Renault Group

Centre technique d’Aubevoye : 40 ans d’histoire(s) et de passion automobile

28 juin 2022
5 MIN
Héritage

Caché dans la forêt de l’Eure, au cœur des boucles de la Seine Normande, le Centre technique d’Aubevoye (CTA) est un endroit secret de Renault Group. Classé confidentiel, ce site accueille tous les prototypes des marques du Groupe pour valider leur développement. Alternant essais statiques et dynamiques, mise au point et endurance, c’est ici que les nouveaux modèles sont certifiés avant d’être lancés sur les marchés. Construit en 1982, le CTA fête aujourd’hui ses 40 ans. Des générations de femmes et d’hommes passionnés se sont succédé pour écrire l’histoire de tout un site, mais aussi d’une région et d’un système industriel exceptionnel. Au travers des espoirs et des difficultés, des efforts et des succès, ces 40 ans marquent la fierté de chaque collaborateur et tracent l’histoire des modèles qui ont fait leurs premiers tours de roues à Aubevoye.

PAR FLORENTINA DECA & DELPHINE ROSAIN-BOUSSIQUET
Centre Technique d’Aubevoye

A l’approche de la ville de Gaillon sur la Départementale 6015, seule la forêt se distingue à gauche et à droite de la route. Avant de croiser le panneau qui affiche la direction du Centre technique d’Aubevoye (CTA), aucun indice ne trahit la présence de ce site de Renault Group. Un centre technique unique et singulier qui dispose de moyens et d’outils à la pointe de la technologie pour reproduire la palette de sollicitations que les voitures subiront une fois aux mains des clients. 613 hectares, 35 pistes rassemblées sur 60 km, 42 bancs d’essais, 2 souffleries, 18 enceintes de corrosion, le tout caché derrière 272 hectares de forêt qui protègent les voitures en développement des regards curieux.

Ici, seuls les initiés peuvent entrer. Mais pour célébrer les 40 ans de ce site où la magie opère à chaque pas et chaque virage, nous vous convions à des portes ouvertes virtuelles, à la découverte de nombreux secrets !

Tous les modèles de Renault Group sont testés au Centre technique d’Aubevoye

Les pistes d’Aubevoye : 6 millions de km d’essais par an !

**DONNÉES FOURNIES:**
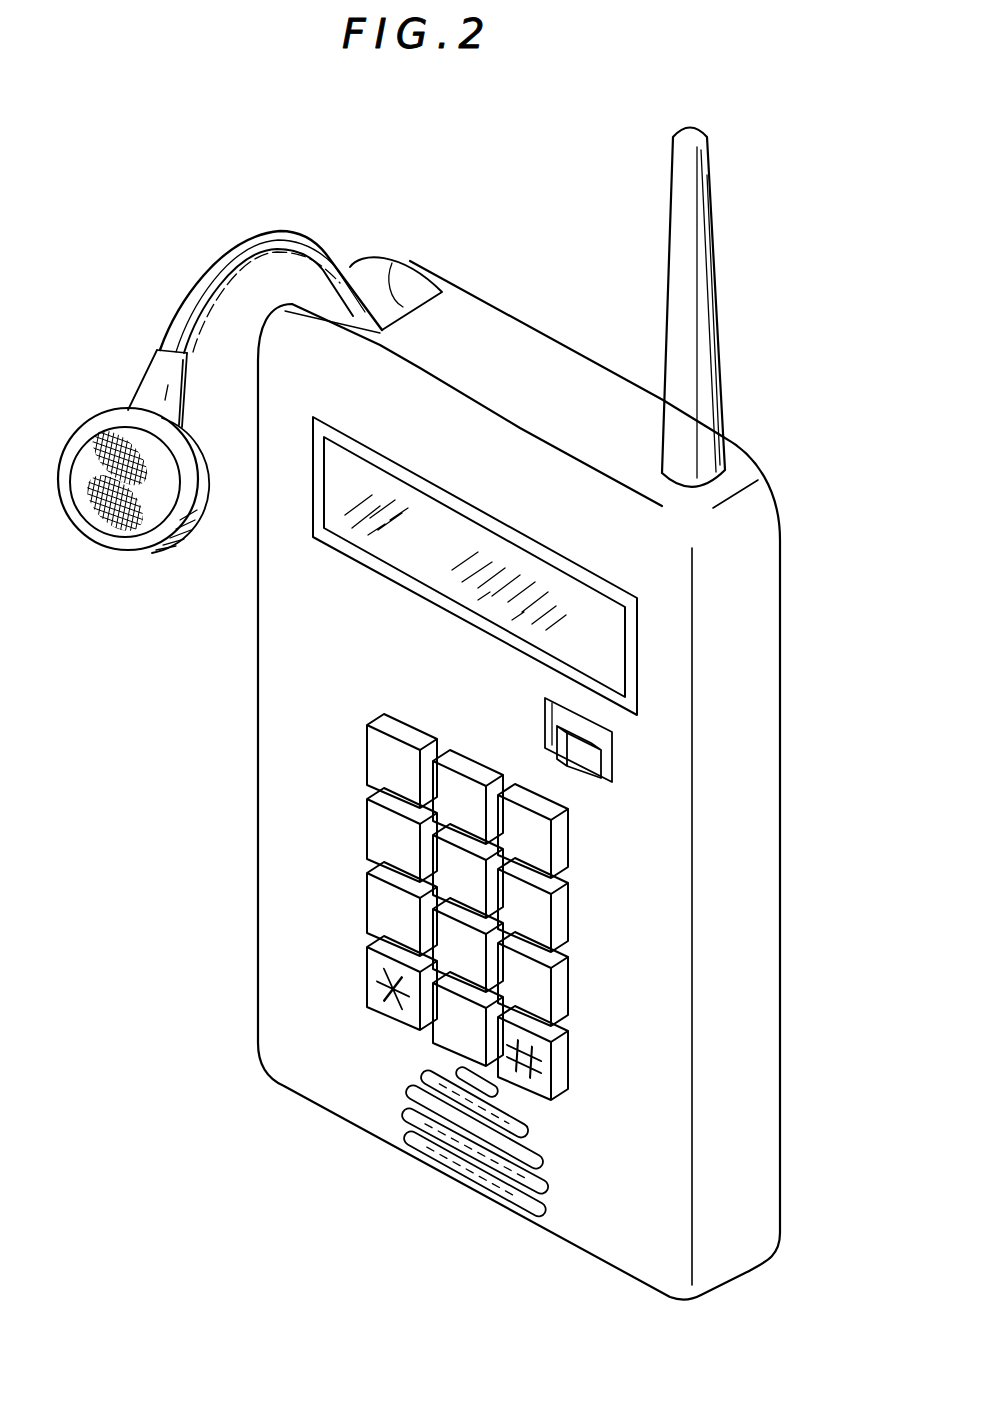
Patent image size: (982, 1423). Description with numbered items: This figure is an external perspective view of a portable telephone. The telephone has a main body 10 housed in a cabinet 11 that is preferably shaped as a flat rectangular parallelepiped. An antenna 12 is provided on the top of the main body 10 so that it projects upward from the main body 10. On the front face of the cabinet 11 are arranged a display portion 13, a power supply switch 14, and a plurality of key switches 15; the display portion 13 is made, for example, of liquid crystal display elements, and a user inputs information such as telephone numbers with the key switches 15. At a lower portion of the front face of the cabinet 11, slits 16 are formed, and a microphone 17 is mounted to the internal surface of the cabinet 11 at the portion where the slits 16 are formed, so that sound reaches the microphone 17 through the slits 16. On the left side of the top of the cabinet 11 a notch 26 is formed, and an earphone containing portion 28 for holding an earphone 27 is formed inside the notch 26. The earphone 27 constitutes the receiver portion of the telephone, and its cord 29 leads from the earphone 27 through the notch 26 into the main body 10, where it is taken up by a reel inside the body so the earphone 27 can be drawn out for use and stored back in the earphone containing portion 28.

**OBJECTIF:** Recopiez le passage de l'article sur le Centre technique d'Aubevoye qui commence par "PAR FLORENTINA DECA" et se poursuit jusqu'à "des regards curieux.", en remplaçant "Gaillon" par "Vernon". Les données n'interviennent nullement dans cette consigne.

**RÉSULTAT DE L'EXERCICE:**
PAR FLORENTINA DECA & DELPHINE ROSAIN-BOUSSIQUET
Centre Technique d’Aubevoye

A l’approche de la ville de Vernon sur la Départementale 6015, seule la forêt se distingue à gauche et à droite de la route. Avant de croiser le panneau qui affiche la direction du Centre technique d’Aubevoye (CTA), aucun indice ne trahit la présence de ce site de Renault Group. Un centre technique unique et singulier qui dispose de moyens et d’outils à la pointe de la technologie pour reproduire la palette de sollicitations que les voitures subiront une fois aux mains des clients. 613 hectares, 35 pistes rassemblées sur 60 km, 42 bancs d’essais, 2 souffleries, 18 enceintes de corrosion, le tout caché derrière 272 hectares de forêt qui protègent les voitures en développement des regards curieux.